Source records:

_ _ _ _ _ _ _

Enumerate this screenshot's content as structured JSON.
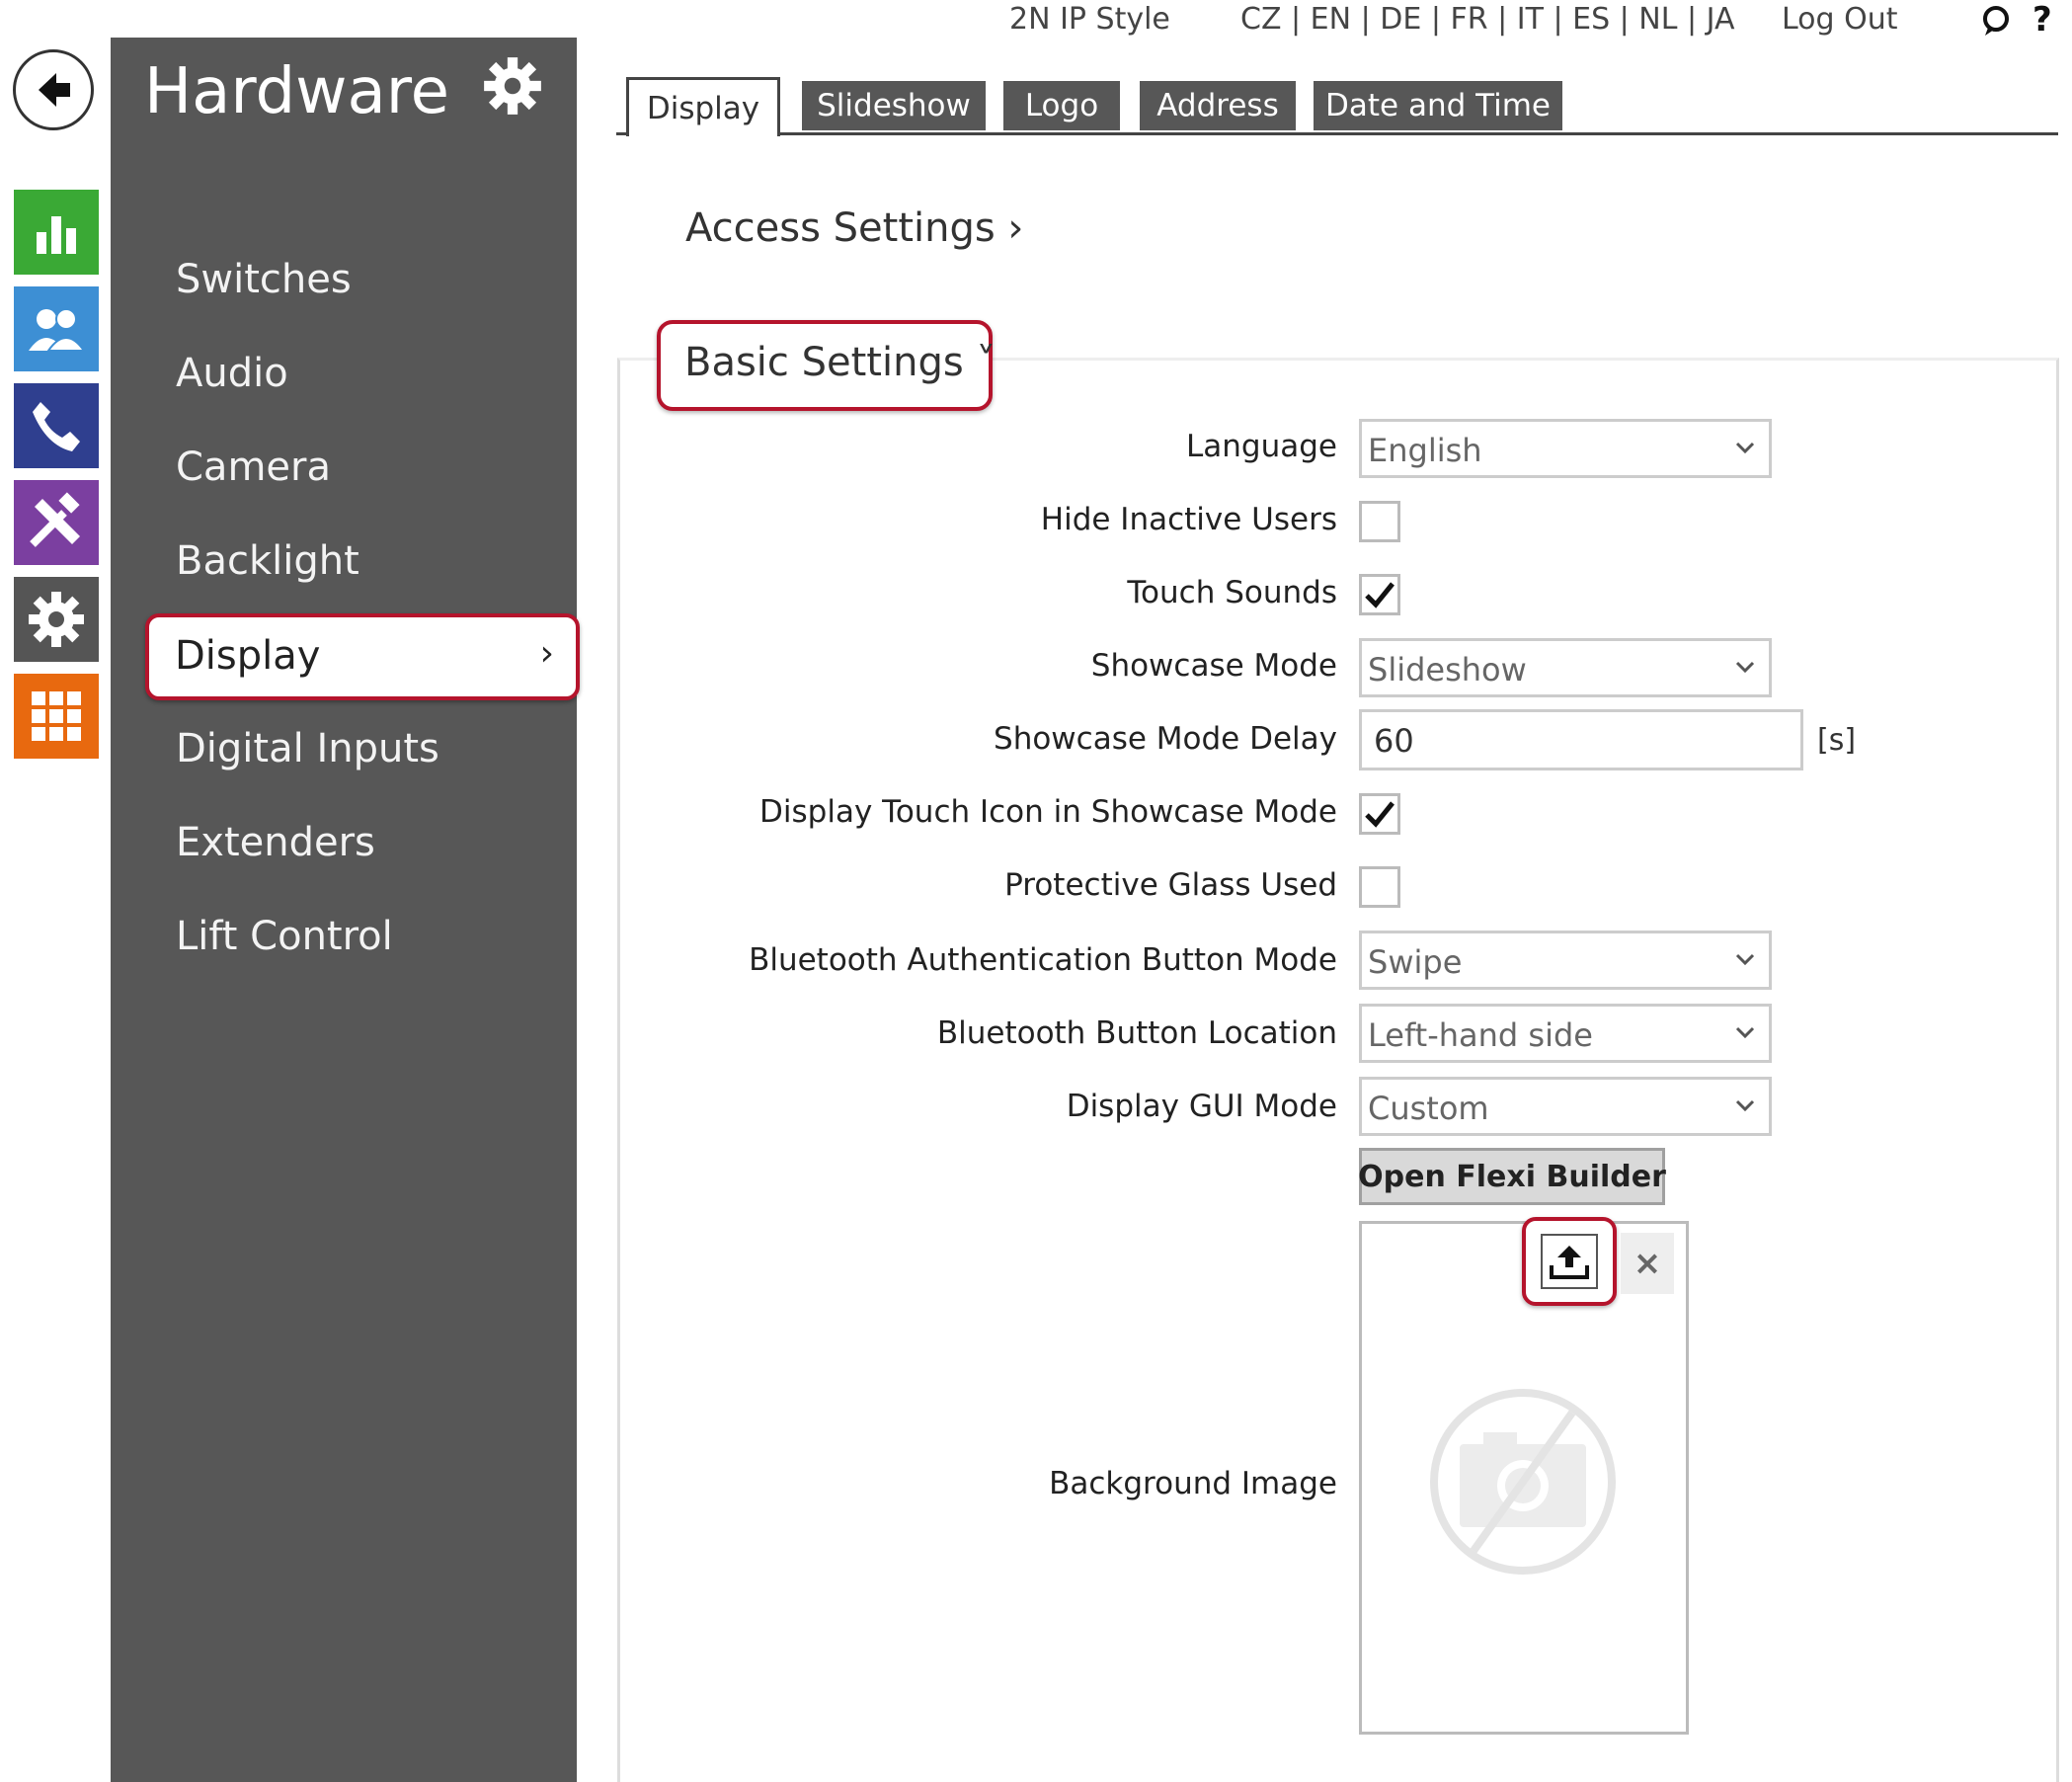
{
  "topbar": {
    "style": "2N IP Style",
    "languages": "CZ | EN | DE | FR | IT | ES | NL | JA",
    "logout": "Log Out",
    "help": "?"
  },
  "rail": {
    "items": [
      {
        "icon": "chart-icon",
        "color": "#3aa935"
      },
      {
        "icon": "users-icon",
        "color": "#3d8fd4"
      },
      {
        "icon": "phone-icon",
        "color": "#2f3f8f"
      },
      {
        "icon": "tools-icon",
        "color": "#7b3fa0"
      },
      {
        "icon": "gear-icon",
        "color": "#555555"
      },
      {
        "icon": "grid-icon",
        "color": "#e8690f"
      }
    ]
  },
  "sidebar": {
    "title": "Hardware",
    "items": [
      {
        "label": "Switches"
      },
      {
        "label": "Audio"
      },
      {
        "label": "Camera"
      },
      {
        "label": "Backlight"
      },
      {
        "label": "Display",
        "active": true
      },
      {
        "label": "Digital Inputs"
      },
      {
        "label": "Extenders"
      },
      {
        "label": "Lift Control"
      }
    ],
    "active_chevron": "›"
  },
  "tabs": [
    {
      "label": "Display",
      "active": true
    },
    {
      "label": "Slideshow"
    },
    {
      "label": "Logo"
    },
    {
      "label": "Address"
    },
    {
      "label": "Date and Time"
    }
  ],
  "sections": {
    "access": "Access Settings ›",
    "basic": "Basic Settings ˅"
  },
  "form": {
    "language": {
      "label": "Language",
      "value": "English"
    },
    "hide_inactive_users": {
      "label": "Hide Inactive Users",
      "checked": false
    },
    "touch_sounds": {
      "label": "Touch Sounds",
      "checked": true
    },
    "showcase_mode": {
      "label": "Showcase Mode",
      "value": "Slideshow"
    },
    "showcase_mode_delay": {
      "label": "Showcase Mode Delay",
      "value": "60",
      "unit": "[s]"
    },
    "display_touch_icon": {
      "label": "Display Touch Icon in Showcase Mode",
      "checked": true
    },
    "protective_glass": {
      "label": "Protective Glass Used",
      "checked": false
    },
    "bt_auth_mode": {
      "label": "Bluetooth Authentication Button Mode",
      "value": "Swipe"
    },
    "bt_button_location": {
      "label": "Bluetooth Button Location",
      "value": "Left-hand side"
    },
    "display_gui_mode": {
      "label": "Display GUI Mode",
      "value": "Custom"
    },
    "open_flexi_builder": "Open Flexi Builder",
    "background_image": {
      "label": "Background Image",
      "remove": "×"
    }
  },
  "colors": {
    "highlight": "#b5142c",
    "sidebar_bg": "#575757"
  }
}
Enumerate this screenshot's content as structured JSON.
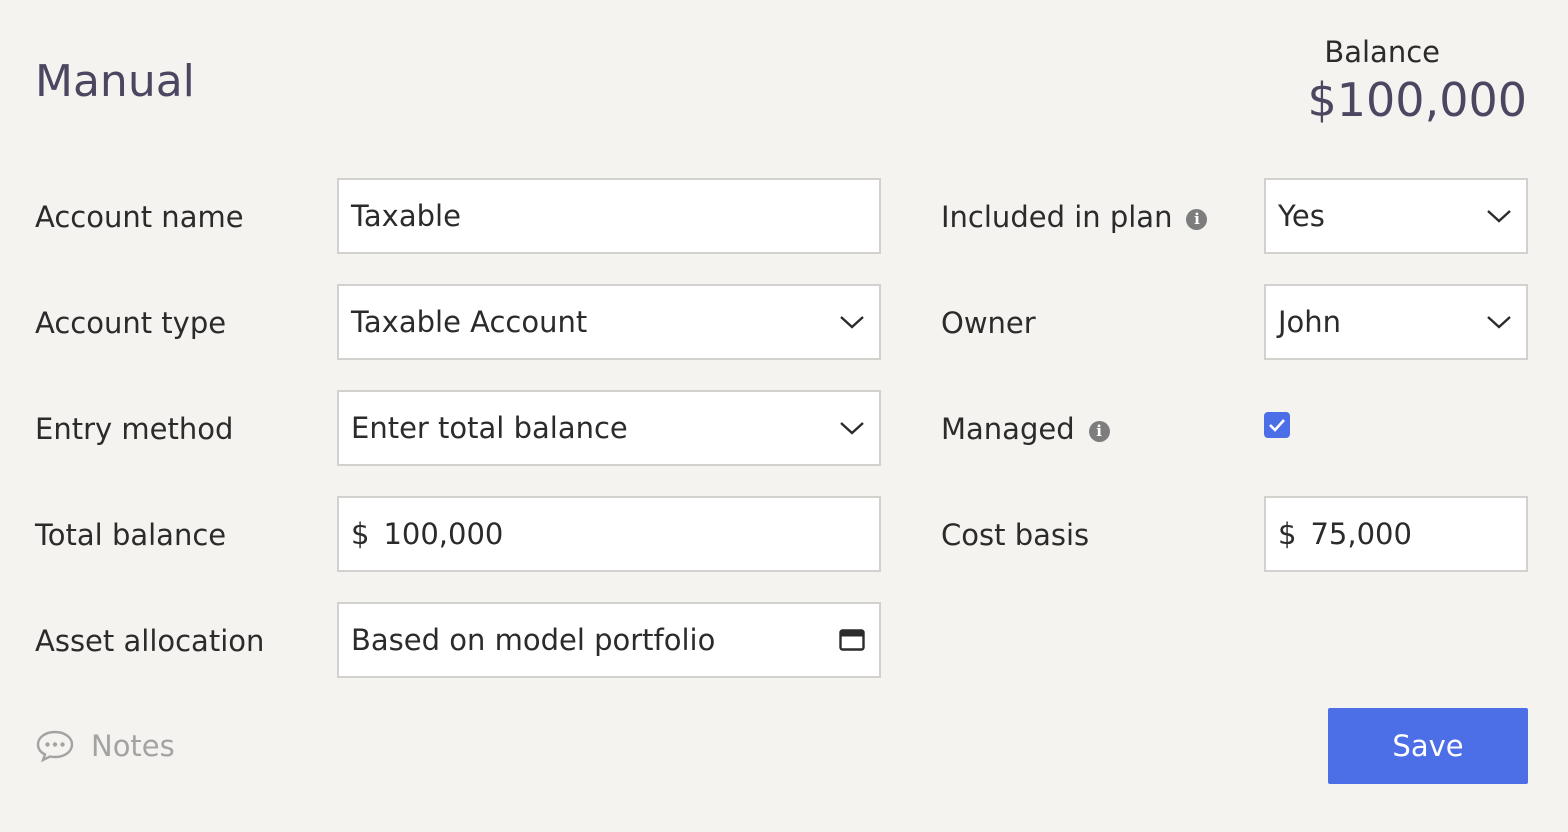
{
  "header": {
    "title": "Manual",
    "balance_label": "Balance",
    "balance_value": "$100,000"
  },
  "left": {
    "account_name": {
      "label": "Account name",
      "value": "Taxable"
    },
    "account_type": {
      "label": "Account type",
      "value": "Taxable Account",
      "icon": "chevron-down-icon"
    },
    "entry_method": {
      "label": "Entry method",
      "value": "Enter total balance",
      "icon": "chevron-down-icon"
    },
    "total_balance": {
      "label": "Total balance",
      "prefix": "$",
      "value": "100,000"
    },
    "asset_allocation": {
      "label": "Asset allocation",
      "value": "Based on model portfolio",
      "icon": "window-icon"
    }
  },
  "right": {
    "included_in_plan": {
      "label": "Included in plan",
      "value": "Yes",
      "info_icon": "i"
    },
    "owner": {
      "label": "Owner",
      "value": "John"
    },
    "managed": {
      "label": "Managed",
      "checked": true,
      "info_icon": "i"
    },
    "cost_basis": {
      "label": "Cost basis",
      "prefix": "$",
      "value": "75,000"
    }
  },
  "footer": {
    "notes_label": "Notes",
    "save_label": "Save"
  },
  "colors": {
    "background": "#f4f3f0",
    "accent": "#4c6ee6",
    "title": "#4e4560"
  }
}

_ _ _ _ _ _ _

▶ SHORT PROBLEM
Set the entries down again exactly. Do not include the images.

▶ RESPONSE BELOW
Enumerate this screenshot's content as structured JSON.
{
  "topbar": {
    "style": "2N IP Style",
    "languages": "CZ | EN | DE | FR | IT | ES | NL | JA",
    "logout": "Log Out",
    "help": "?"
  },
  "rail": {
    "items": [
      {
        "icon": "chart-icon",
        "color": "#3aa935"
      },
      {
        "icon": "users-icon",
        "color": "#3d8fd4"
      },
      {
        "icon": "phone-icon",
        "color": "#2f3f8f"
      },
      {
        "icon": "tools-icon",
        "color": "#7b3fa0"
      },
      {
        "icon": "gear-icon",
        "color": "#555555"
      },
      {
        "icon": "grid-icon",
        "color": "#e8690f"
      }
    ]
  },
  "sidebar": {
    "title": "Hardware",
    "items": [
      {
        "label": "Switches"
      },
      {
        "label": "Audio"
      },
      {
        "label": "Camera"
      },
      {
        "label": "Backlight"
      },
      {
        "label": "Display",
        "active": true
      },
      {
        "label": "Digital Inputs"
      },
      {
        "label": "Extenders"
      },
      {
        "label": "Lift Control"
      }
    ],
    "active_chevron": "›"
  },
  "tabs": [
    {
      "label": "Display",
      "active": true
    },
    {
      "label": "Slideshow"
    },
    {
      "label": "Logo"
    },
    {
      "label": "Address"
    },
    {
      "label": "Date and Time"
    }
  ],
  "sections": {
    "access": "Access Settings ›",
    "basic": "Basic Settings ˅"
  },
  "form": {
    "language": {
      "label": "Language",
      "value": "English"
    },
    "hide_inactive_users": {
      "label": "Hide Inactive Users",
      "checked": false
    },
    "touch_sounds": {
      "label": "Touch Sounds",
      "checked": true
    },
    "showcase_mode": {
      "label": "Showcase Mode",
      "value": "Slideshow"
    },
    "showcase_mode_delay": {
      "label": "Showcase Mode Delay",
      "value": "60",
      "unit": "[s]"
    },
    "display_touch_icon": {
      "label": "Display Touch Icon in Showcase Mode",
      "checked": true
    },
    "protective_glass": {
      "label": "Protective Glass Used",
      "checked": false
    },
    "bt_auth_mode": {
      "label": "Bluetooth Authentication Button Mode",
      "value": "Swipe"
    },
    "bt_button_location": {
      "label": "Bluetooth Button Location",
      "value": "Left-hand side"
    },
    "display_gui_mode": {
      "label": "Display GUI Mode",
      "value": "Custom"
    },
    "open_flexi_builder": "Open Flexi Builder",
    "background_image": {
      "label": "Background Image",
      "remove": "×"
    }
  },
  "colors": {
    "highlight": "#b5142c",
    "sidebar_bg": "#575757"
  }
}
Enumerate this screenshot's content as structured JSON.
{
  "header": {
    "title": "Manual",
    "balance_label": "Balance",
    "balance_value": "$100,000"
  },
  "left": {
    "account_name": {
      "label": "Account name",
      "value": "Taxable"
    },
    "account_type": {
      "label": "Account type",
      "value": "Taxable Account",
      "icon": "chevron-down-icon"
    },
    "entry_method": {
      "label": "Entry method",
      "value": "Enter total balance",
      "icon": "chevron-down-icon"
    },
    "total_balance": {
      "label": "Total balance",
      "prefix": "$",
      "value": "100,000"
    },
    "asset_allocation": {
      "label": "Asset allocation",
      "value": "Based on model portfolio",
      "icon": "window-icon"
    }
  },
  "right": {
    "included_in_plan": {
      "label": "Included in plan",
      "value": "Yes",
      "info_icon": "i"
    },
    "owner": {
      "label": "Owner",
      "value": "John"
    },
    "managed": {
      "label": "Managed",
      "checked": true,
      "info_icon": "i"
    },
    "cost_basis": {
      "label": "Cost basis",
      "prefix": "$",
      "value": "75,000"
    }
  },
  "footer": {
    "notes_label": "Notes",
    "save_label": "Save"
  },
  "colors": {
    "background": "#f4f3f0",
    "accent": "#4c6ee6",
    "title": "#4e4560"
  }
}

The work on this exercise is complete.